• _Task instructions_:
In the copy, include every entry exactly but none of the images.
━━ Provided data ━━
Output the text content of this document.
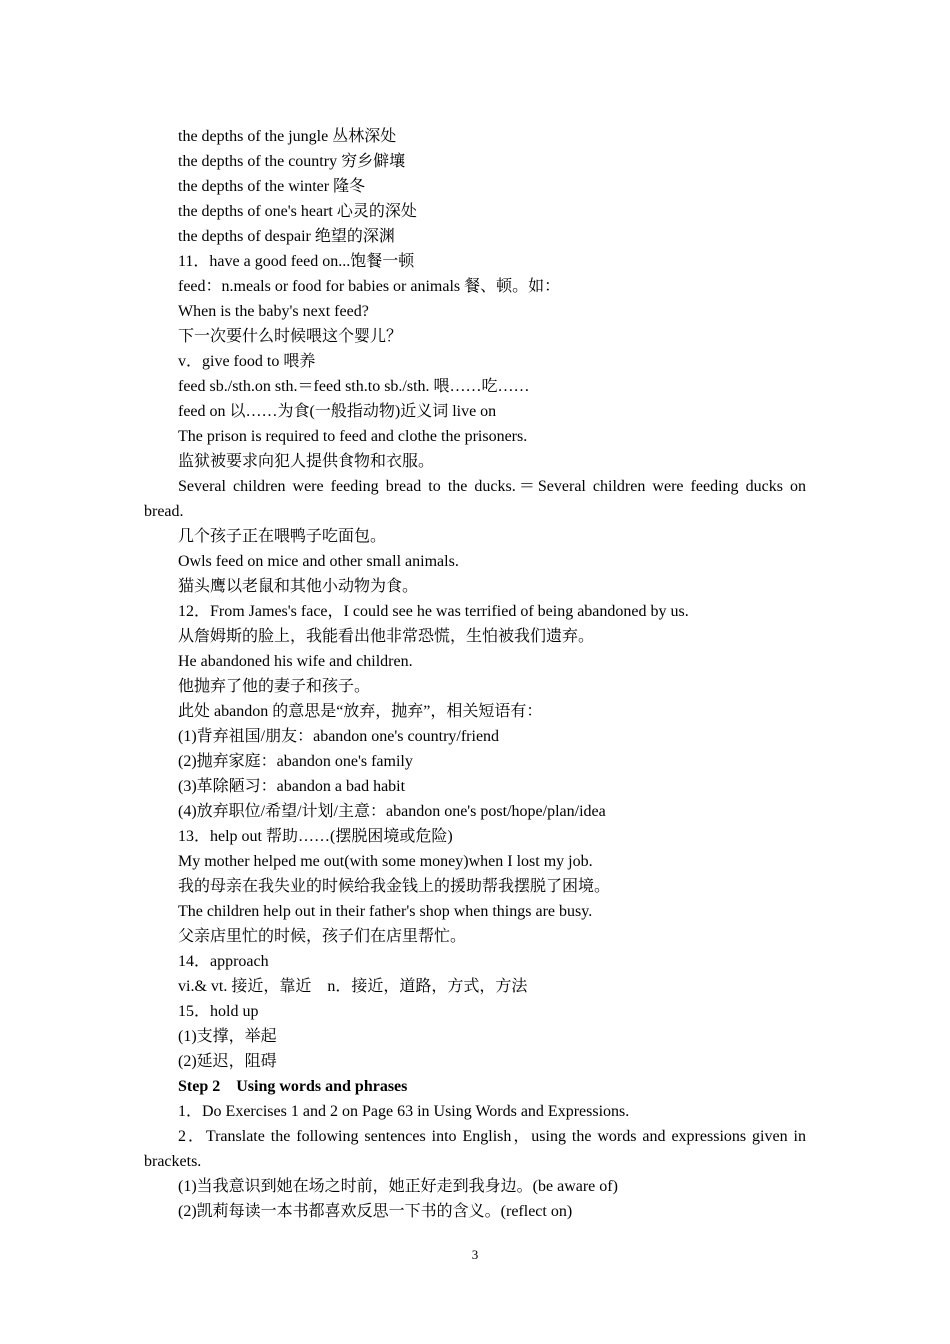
the depths of the jungle 丛林深处
the depths of the country 穷乡僻壤
the depths of the winter 隆冬
the depths of one's heart 心灵的深处
the depths of despair 绝望的深渊
11．have a good feed on...饱餐一顿
feed：n.meals or food for babies or animals 餐、顿。如：
When is the baby's next feed?
下一次要什么时候喂这个婴儿？
v．give food to 喂养
feed sb./sth.on sth.＝feed sth.to sb./sth. 喂……吃……
feed on 以……为食(一般指动物)近义词 live on
The prison is required to feed and clothe the prisoners.
监狱被要求向犯人提供食物和衣服。
Several children were feeding bread to the ducks.＝Several children were feeding ducks on bread.
几个孩子正在喂鸭子吃面包。
Owls feed on mice and other small animals.
猫头鹰以老鼠和其他小动物为食。
12．From James's face，I could see he was terrified of being abandoned by us.
从詹姆斯的脸上，我能看出他非常恐慌，生怕被我们遗弃。
He abandoned his wife and children.
他抛弃了他的妻子和孩子。
此处 abandon 的意思是“放弃，抛弃”，相关短语有：
(1)背弃祖国/朋友：abandon one's country/friend
(2)抛弃家庭：abandon one's family
(3)革除陋习：abandon a bad habit
(4)放弃职位/希望/计划/主意：abandon one's post/hope/plan/idea
13．help out 帮助……(摆脱困境或危险)
My mother helped me out(with some money)when I lost my job.
我的母亲在我失业的时候给我金钱上的援助帮我摆脱了困境。
The children help out in their father's shop when things are busy.
父亲店里忙的时候，孩子们在店里帮忙。
14．approach
vi.& vt. 接近，靠近　n．接近，道路，方式，方法
15．hold up
(1)支撑，举起
(2)延迟，阻碍
Step 2　Using words and phrases
1．Do Exercises 1 and 2 on Page 63 in Using Words and Expressions.
2．Translate the following sentences into English，using the words and expressions given in brackets.
(1)当我意识到她在场之时前，她正好走到我身边。(be aware of)
(2)凯莉每读一本书都喜欢反思一下书的含义。(reflect on)
3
━━━
• _Written answer_:
Output the text content of this document.
the depths of the jungle 丛林深处
the depths of the country 穷乡僻壤
the depths of the winter 隆冬
the depths of one's heart 心灵的深处
the depths of despair 绝望的深渊
11．have a good feed on...饱餐一顿
feed：n.meals or food for babies or animals 餐、顿。如：
When is the baby's next feed?
下一次要什么时候喂这个婴儿？
v．give food to 喂养
feed sb./sth.on sth.＝feed sth.to sb./sth. 喂……吃……
feed on 以……为食(一般指动物)近义词 live on
The prison is required to feed and clothe the prisoners.
监狱被要求向犯人提供食物和衣服。
Several children were feeding bread to the ducks.＝Several children were feeding ducks on bread.
几个孩子正在喂鸭子吃面包。
Owls feed on mice and other small animals.
猫头鹰以老鼠和其他小动物为食。
12．From James's face，I could see he was terrified of being abandoned by us.
从詹姆斯的脸上，我能看出他非常恐慌，生怕被我们遗弃。
He abandoned his wife and children.
他抛弃了他的妻子和孩子。
此处 abandon 的意思是“放弃，抛弃”，相关短语有：
(1)背弃祖国/朋友：abandon one's country/friend
(2)抛弃家庭：abandon one's family
(3)革除陋习：abandon a bad habit
(4)放弃职位/希望/计划/主意：abandon one's post/hope/plan/idea
13．help out 帮助……(摆脱困境或危险)
My mother helped me out(with some money)when I lost my job.
我的母亲在我失业的时候给我金钱上的援助帮我摆脱了困境。
The children help out in their father's shop when things are busy.
父亲店里忙的时候，孩子们在店里帮忙。
14．approach
vi.& vt. 接近，靠近　n．接近，道路，方式，方法
15．hold up
(1)支撑，举起
(2)延迟，阻碍
Step 2　Using words and phrases
1．Do Exercises 1 and 2 on Page 63 in Using Words and Expressions.
2．Translate the following sentences into English，using the words and expressions given in brackets.
(1)当我意识到她在场之时前，她正好走到我身边。(be aware of)
(2)凯莉每读一本书都喜欢反思一下书的含义。(reflect on)
3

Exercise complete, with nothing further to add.